***** Raw records *****

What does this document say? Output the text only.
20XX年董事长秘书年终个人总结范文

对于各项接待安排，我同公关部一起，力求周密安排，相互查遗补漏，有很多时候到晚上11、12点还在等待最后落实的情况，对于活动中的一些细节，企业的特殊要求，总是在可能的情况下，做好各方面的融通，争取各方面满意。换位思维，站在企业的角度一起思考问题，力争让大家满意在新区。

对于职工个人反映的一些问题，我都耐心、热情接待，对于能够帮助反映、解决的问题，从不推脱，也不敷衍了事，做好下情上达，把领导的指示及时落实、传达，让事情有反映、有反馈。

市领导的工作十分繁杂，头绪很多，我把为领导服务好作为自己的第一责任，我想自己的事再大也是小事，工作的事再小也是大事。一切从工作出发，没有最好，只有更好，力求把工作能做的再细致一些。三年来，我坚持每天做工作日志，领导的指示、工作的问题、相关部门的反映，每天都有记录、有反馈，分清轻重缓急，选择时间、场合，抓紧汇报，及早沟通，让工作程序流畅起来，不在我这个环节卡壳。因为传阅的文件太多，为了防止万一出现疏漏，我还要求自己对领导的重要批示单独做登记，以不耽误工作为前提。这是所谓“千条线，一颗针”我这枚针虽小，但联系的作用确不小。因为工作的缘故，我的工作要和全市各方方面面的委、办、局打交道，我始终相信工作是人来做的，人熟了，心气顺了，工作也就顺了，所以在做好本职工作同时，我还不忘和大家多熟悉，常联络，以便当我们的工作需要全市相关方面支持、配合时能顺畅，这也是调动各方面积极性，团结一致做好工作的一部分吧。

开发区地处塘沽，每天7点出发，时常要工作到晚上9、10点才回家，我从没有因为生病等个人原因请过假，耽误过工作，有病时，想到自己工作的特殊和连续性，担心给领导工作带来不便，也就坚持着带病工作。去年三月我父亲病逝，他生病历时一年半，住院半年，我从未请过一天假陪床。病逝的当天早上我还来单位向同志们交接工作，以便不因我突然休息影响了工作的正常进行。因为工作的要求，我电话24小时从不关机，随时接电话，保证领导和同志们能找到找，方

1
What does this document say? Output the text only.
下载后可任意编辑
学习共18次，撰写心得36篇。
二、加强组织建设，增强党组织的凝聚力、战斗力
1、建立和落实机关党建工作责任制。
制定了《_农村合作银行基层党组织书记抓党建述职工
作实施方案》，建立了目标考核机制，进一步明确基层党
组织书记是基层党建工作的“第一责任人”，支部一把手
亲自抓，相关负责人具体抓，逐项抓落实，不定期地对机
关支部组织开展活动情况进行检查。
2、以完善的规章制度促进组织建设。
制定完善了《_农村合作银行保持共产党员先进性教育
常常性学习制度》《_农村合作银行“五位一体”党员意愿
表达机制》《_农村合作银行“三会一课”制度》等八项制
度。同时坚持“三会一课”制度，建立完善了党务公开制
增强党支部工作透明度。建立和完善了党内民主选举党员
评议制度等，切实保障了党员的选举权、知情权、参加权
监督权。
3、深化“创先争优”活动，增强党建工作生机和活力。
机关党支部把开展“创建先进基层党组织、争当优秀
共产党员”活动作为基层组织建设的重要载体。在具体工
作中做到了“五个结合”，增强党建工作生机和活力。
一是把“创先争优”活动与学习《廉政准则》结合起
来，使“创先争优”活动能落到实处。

*****

| Stated exercise |
Each line of the data that includes the word "增强党建工作生机和活力" counts once; report the total and nothing more.

| Result |
2